* _AIM_
Copy the data below exactly.

****************

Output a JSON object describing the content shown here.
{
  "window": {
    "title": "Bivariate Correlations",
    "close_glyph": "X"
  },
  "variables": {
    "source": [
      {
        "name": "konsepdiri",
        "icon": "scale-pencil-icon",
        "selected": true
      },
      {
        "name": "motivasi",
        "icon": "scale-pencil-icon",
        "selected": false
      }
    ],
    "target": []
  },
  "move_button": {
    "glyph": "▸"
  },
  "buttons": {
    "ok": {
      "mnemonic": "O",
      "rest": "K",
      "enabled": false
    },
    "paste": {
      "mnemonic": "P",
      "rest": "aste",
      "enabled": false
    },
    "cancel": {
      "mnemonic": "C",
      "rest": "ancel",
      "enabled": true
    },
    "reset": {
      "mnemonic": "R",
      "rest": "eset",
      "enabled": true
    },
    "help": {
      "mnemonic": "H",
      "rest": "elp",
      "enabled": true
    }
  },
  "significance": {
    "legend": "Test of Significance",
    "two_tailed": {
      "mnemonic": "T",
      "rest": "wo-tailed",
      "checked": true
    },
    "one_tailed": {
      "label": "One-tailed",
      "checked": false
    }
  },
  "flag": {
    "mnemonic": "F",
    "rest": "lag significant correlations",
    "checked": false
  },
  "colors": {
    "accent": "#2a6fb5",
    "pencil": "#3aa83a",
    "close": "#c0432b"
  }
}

****************

* _SOLVED EXERCISE_
Output a JSON object describing the content shown here.
{
  "window": {
    "title": "Bivariate Correlations",
    "close_glyph": "X"
  },
  "variables": {
    "source": [
      {
        "name": "konsepdiri",
        "icon": "scale-pencil-icon",
        "selected": true
      },
      {
        "name": "motivasi",
        "icon": "scale-pencil-icon",
        "selected": false
      }
    ],
    "target": []
  },
  "move_button": {
    "glyph": "▸"
  },
  "buttons": {
    "ok": {
      "mnemonic": "O",
      "rest": "K",
      "enabled": false
    },
    "paste": {
      "mnemonic": "P",
      "rest": "aste",
      "enabled": false
    },
    "cancel": {
      "mnemonic": "C",
      "rest": "ancel",
      "enabled": true
    },
    "reset": {
      "mnemonic": "R",
      "rest": "eset",
      "enabled": true
    },
    "help": {
      "mnemonic": "H",
      "rest": "elp",
      "enabled": true
    }
  },
  "significance": {
    "legend": "Test of Significance",
    "two_tailed": {
      "mnemonic": "T",
      "rest": "wo-tailed",
      "checked": true
    },
    "one_tailed": {
      "label": "One-tailed",
      "checked": false
    }
  },
  "flag": {
    "mnemonic": "F",
    "rest": "lag significant correlations",
    "checked": false
  },
  "colors": {
    "accent": "#2a6fb5",
    "pencil": "#3aa83a",
    "close": "#c0432b"
  }
}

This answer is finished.